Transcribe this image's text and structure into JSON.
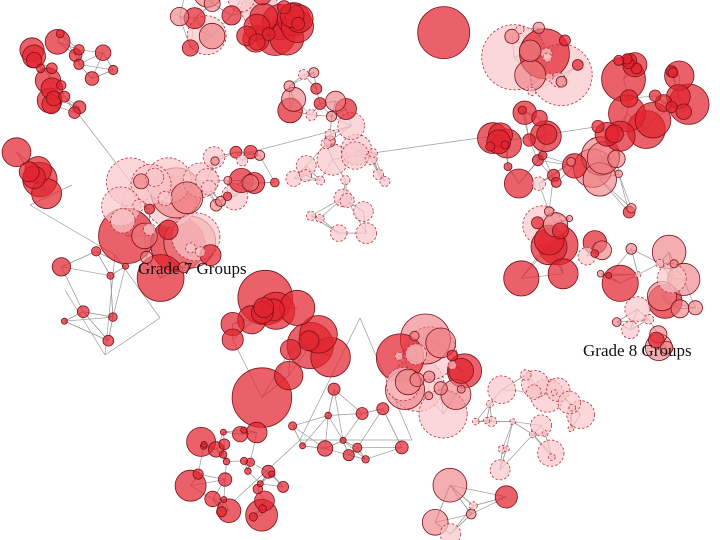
{
  "labels": {
    "grade7": "Grade 7 Groups",
    "grade8": "Grade 8 Groups"
  },
  "colors": {
    "node_dark": "#e2242f",
    "node_mid": "#ee7a80",
    "node_light": "#f9c6c9",
    "edge": "#9a9a9a",
    "stroke": "#7a1018"
  }
}
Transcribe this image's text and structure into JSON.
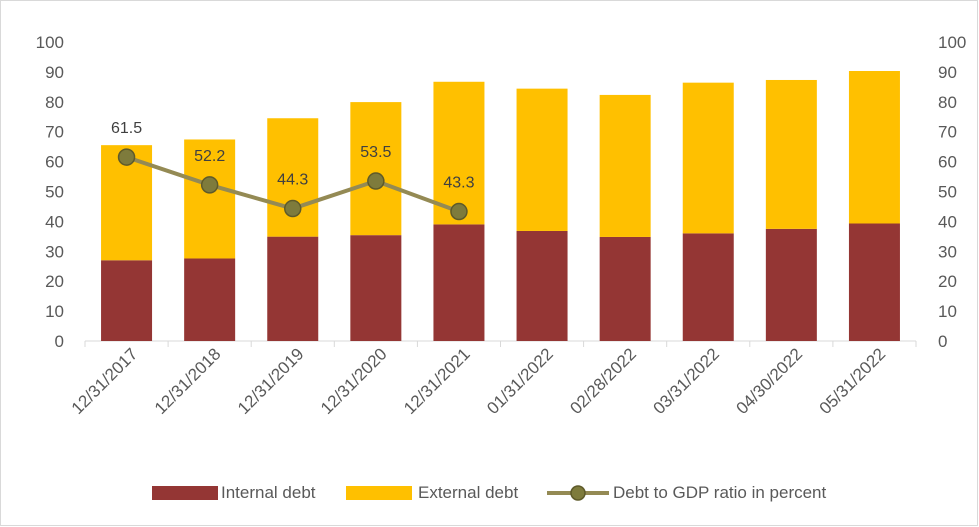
{
  "chart_data": {
    "type": "bar",
    "stacked": true,
    "categories": [
      "12/31/2017",
      "12/31/2018",
      "12/31/2019",
      "12/31/2020",
      "12/31/2021",
      "01/31/2022",
      "02/28/2022",
      "03/31/2022",
      "04/30/2022",
      "05/31/2022"
    ],
    "series": [
      {
        "name": "Internal debt",
        "kind": "bar",
        "axis": "left",
        "color": "#943634",
        "values": [
          27.0,
          27.6,
          34.9,
          35.4,
          39.0,
          36.8,
          34.8,
          36.0,
          37.5,
          39.3
        ]
      },
      {
        "name": "External debt",
        "kind": "bar",
        "axis": "left",
        "color": "#FFC000",
        "values": [
          38.5,
          39.8,
          39.6,
          44.5,
          47.7,
          47.6,
          47.5,
          50.4,
          49.8,
          51.0
        ]
      },
      {
        "name": "Debt to GDP ratio in percent",
        "kind": "line",
        "axis": "right",
        "color": "#948A54",
        "marker_fill": "#7E7B3C",
        "values": [
          61.5,
          52.2,
          44.3,
          53.5,
          43.3,
          null,
          null,
          null,
          null,
          null
        ],
        "labels": [
          "61.5",
          "52.2",
          "44.3",
          "53.5",
          "43.3"
        ]
      }
    ],
    "y_left": {
      "min": 0,
      "max": 100,
      "step": 10,
      "ticks": [
        "0",
        "10",
        "20",
        "30",
        "40",
        "50",
        "60",
        "70",
        "80",
        "90",
        "100"
      ]
    },
    "y_right": {
      "min": 0,
      "max": 100,
      "step": 10,
      "ticks": [
        "0",
        "10",
        "20",
        "30",
        "40",
        "50",
        "60",
        "70",
        "80",
        "90",
        "100"
      ]
    },
    "grid": false,
    "legend_position": "bottom",
    "title": "",
    "xlabel": "",
    "ylabel": ""
  }
}
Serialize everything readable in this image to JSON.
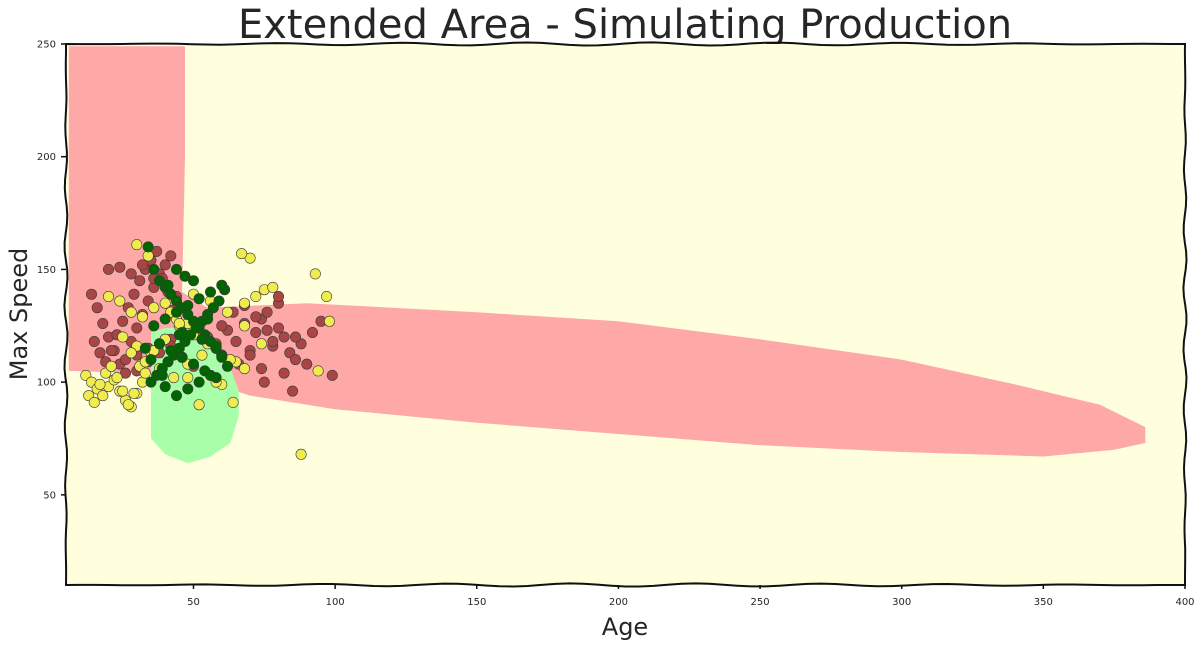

========================================

**EXERCISE INSTRUCTIONS:**
The records above must be transcribed exactly. Pictures are left out of the copy.

**ANSWER TO THIS TASK:**
Transcribe this image's text and structure into JSON.
{
  "labels": {
    "grade7": "Grade 7 Groups",
    "grade8": "Grade 8 Groups"
  },
  "colors": {
    "node_dark": "#e2242f",
    "node_mid": "#ee7a80",
    "node_light": "#f9c6c9",
    "edge": "#9a9a9a",
    "stroke": "#7a1018"
  }
}
Transcribe this image's text and structure into JSON.
{
  "chart_data": {
    "type": "bar",
    "stacked": true,
    "categories": [
      "12/31/2017",
      "12/31/2018",
      "12/31/2019",
      "12/31/2020",
      "12/31/2021",
      "01/31/2022",
      "02/28/2022",
      "03/31/2022",
      "04/30/2022",
      "05/31/2022"
    ],
    "series": [
      {
        "name": "Internal debt",
        "kind": "bar",
        "axis": "left",
        "color": "#943634",
        "values": [
          27.0,
          27.6,
          34.9,
          35.4,
          39.0,
          36.8,
          34.8,
          36.0,
          37.5,
          39.3
        ]
      },
      {
        "name": "External debt",
        "kind": "bar",
        "axis": "left",
        "color": "#FFC000",
        "values": [
          38.5,
          39.8,
          39.6,
          44.5,
          47.7,
          47.6,
          47.5,
          50.4,
          49.8,
          51.0
        ]
      },
      {
        "name": "Debt to GDP ratio in percent",
        "kind": "line",
        "axis": "right",
        "color": "#948A54",
        "marker_fill": "#7E7B3C",
        "values": [
          61.5,
          52.2,
          44.3,
          53.5,
          43.3,
          null,
          null,
          null,
          null,
          null
        ],
        "labels": [
          "61.5",
          "52.2",
          "44.3",
          "53.5",
          "43.3"
        ]
      }
    ],
    "y_left": {
      "min": 0,
      "max": 100,
      "step": 10,
      "ticks": [
        "0",
        "10",
        "20",
        "30",
        "40",
        "50",
        "60",
        "70",
        "80",
        "90",
        "100"
      ]
    },
    "y_right": {
      "min": 0,
      "max": 100,
      "step": 10,
      "ticks": [
        "0",
        "10",
        "20",
        "30",
        "40",
        "50",
        "60",
        "70",
        "80",
        "90",
        "100"
      ]
    },
    "grid": false,
    "legend_position": "bottom",
    "title": "",
    "xlabel": "",
    "ylabel": ""
  }
}
Serialize everything readable in this image to JSON.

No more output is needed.